In the listing that follows, count the lines holding the word "Hearing" and report only that number.

* start Given records *

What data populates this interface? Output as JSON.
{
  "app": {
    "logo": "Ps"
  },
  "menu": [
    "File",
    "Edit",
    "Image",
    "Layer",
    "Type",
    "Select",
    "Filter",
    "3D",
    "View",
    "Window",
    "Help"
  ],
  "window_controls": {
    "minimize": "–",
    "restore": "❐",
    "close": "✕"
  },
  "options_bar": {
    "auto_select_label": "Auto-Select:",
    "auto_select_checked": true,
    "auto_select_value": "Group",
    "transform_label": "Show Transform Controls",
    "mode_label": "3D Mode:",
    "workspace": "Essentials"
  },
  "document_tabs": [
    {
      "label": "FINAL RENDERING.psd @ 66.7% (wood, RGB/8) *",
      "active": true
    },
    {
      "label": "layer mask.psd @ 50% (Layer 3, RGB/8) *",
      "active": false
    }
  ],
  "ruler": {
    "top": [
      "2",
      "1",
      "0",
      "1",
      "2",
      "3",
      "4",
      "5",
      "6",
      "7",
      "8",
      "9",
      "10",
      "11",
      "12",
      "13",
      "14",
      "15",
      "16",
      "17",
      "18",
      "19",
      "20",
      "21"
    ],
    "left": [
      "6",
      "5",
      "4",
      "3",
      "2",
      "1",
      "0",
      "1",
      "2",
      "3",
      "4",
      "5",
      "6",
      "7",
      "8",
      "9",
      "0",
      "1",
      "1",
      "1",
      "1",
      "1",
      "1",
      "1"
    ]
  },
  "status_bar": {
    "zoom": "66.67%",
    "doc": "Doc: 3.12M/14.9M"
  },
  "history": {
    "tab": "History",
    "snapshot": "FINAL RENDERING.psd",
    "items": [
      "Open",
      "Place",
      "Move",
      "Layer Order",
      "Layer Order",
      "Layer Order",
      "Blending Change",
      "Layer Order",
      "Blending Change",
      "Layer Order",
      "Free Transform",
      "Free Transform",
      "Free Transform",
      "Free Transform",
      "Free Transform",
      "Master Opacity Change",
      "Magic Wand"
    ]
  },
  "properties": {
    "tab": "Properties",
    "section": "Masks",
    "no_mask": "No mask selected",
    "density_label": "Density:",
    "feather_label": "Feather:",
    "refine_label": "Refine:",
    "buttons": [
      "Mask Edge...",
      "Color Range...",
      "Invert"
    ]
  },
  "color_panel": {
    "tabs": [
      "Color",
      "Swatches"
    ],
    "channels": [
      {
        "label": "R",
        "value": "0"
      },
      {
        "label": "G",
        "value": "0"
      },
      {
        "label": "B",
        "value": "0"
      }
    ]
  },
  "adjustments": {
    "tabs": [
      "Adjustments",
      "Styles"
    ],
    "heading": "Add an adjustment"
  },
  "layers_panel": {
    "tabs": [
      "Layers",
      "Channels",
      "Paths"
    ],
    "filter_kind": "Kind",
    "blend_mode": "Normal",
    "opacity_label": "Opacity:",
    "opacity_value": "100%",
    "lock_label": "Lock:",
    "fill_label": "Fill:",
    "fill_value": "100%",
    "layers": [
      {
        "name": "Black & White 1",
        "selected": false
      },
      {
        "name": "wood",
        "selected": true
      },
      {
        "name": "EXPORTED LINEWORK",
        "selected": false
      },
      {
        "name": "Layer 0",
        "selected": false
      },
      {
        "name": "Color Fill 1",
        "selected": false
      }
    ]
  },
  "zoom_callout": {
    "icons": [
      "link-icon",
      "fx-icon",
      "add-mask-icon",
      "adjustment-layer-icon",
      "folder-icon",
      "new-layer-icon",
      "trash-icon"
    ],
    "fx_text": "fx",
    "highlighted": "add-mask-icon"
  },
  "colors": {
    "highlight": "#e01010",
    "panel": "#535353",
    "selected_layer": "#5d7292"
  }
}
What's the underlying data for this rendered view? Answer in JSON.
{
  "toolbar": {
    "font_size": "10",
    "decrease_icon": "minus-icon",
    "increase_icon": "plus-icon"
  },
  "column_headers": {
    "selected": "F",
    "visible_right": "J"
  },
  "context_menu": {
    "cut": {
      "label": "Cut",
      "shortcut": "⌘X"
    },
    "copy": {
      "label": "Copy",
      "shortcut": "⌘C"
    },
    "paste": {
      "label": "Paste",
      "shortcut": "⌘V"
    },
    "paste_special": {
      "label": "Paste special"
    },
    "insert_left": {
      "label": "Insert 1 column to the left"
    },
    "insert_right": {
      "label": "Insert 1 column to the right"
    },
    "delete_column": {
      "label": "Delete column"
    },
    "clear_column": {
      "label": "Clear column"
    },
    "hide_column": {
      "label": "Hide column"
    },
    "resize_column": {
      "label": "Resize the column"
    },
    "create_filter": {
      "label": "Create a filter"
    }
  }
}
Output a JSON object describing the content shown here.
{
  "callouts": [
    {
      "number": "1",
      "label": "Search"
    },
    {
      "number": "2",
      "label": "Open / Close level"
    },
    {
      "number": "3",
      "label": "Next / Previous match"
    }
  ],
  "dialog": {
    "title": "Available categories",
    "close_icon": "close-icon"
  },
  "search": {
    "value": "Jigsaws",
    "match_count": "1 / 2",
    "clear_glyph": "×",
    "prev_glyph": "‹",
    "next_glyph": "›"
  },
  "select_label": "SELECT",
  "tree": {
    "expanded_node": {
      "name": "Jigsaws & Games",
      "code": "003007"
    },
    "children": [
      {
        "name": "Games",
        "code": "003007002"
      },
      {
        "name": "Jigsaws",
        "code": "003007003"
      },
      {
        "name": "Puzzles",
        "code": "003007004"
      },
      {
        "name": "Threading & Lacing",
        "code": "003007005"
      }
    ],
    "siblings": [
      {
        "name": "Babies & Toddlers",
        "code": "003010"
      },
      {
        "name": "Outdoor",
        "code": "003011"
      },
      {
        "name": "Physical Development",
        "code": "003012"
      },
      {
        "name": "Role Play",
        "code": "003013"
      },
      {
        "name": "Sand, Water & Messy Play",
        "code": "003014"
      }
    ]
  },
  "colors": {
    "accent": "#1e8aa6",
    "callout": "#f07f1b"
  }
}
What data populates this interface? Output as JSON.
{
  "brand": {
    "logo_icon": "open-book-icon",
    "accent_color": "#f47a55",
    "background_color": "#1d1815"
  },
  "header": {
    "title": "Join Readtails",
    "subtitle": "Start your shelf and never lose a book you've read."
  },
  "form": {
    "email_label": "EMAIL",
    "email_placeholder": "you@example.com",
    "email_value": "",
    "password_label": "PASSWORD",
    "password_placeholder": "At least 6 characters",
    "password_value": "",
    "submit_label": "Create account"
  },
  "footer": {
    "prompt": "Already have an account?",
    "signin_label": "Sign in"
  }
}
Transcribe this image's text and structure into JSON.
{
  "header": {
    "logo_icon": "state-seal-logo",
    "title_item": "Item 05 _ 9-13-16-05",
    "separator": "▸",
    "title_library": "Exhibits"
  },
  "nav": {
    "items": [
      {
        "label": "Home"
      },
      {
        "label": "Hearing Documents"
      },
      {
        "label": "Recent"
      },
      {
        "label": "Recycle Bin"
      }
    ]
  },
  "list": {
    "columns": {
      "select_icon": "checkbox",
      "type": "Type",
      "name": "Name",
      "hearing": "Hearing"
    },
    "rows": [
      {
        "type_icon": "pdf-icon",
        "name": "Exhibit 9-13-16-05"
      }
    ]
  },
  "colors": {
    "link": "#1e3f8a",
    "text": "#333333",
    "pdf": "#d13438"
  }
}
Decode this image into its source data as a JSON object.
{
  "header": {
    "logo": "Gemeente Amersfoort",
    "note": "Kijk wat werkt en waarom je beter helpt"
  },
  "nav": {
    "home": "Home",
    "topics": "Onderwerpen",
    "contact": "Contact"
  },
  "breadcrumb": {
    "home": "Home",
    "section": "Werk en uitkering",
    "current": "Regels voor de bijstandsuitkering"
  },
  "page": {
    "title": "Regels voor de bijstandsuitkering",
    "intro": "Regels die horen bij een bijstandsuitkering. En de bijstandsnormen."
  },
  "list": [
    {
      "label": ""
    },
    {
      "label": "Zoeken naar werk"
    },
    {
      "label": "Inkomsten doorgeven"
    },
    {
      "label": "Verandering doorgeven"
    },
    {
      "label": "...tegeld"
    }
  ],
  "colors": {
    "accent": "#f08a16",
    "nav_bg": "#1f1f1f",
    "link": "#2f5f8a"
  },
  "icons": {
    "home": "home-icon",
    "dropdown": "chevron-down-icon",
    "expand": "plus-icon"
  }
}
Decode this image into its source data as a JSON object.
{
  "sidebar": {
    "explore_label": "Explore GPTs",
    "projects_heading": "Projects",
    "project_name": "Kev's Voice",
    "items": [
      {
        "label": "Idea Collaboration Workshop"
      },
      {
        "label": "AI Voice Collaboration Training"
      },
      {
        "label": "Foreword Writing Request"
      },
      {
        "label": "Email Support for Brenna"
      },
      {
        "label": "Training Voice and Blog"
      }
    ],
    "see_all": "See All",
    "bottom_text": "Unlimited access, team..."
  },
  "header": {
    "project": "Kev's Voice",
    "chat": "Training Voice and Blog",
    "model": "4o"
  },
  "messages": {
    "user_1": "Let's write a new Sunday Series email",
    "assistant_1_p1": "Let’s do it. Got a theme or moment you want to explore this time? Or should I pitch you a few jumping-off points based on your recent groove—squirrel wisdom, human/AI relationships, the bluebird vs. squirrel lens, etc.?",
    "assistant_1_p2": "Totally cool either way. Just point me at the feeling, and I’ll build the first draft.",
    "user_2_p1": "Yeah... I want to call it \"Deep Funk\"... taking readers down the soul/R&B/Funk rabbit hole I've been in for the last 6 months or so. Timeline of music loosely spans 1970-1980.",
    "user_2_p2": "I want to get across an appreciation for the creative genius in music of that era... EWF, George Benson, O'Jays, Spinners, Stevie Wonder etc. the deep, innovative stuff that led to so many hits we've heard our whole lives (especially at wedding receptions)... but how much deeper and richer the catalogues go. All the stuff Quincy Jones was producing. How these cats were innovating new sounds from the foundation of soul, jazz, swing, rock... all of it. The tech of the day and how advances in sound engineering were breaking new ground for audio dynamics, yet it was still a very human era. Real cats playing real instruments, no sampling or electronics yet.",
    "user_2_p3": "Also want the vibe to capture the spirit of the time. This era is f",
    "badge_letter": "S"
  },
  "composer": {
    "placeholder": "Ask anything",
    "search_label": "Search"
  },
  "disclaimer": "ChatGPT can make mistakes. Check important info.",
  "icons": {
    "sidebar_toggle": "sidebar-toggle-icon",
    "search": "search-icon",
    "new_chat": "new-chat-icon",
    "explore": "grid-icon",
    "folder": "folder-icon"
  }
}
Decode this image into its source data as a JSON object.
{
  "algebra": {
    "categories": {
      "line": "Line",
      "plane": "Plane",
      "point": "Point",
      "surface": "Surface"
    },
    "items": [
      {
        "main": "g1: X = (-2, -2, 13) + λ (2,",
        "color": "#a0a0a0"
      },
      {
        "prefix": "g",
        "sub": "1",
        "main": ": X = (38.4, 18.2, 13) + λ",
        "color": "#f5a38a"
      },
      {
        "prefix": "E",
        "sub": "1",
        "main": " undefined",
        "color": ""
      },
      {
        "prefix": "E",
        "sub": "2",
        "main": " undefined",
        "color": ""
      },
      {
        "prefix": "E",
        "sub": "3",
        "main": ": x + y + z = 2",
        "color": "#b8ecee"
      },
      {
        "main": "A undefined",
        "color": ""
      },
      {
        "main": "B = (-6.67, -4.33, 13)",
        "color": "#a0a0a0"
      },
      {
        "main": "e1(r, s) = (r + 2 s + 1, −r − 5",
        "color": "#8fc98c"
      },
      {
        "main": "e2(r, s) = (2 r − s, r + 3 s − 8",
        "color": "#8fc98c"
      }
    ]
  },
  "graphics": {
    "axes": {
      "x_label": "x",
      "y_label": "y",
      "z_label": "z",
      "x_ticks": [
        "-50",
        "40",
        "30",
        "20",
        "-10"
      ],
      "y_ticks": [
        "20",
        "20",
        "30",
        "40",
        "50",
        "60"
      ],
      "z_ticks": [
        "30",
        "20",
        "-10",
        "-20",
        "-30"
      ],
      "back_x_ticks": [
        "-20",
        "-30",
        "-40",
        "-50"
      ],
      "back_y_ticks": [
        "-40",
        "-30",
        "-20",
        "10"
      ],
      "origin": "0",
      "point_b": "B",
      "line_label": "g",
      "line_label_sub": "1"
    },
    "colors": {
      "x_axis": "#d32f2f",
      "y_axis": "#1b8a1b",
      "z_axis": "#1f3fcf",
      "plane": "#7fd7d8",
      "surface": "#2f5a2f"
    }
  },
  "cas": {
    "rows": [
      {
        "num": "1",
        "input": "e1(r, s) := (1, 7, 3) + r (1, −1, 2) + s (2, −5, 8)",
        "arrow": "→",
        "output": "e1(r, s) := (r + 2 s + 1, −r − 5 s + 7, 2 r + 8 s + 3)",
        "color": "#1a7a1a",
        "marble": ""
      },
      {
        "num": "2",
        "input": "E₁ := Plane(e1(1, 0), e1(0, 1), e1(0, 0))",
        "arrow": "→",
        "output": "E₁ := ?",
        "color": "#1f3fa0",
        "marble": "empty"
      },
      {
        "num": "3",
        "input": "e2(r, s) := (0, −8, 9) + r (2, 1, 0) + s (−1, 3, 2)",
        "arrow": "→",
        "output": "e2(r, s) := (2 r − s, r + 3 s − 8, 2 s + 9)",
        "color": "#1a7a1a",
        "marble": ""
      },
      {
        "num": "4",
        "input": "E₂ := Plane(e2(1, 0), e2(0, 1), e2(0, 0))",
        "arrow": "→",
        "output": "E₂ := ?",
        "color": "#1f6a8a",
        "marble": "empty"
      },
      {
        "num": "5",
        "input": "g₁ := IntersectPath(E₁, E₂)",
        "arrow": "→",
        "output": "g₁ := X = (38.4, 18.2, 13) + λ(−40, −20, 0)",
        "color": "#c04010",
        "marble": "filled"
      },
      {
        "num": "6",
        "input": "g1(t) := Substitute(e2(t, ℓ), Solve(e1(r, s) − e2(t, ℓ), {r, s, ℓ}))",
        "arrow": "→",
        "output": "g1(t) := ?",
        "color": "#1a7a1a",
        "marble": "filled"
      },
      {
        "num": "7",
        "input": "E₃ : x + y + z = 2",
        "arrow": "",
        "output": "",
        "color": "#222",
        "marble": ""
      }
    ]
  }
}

* end Given records *

**Task result**. 2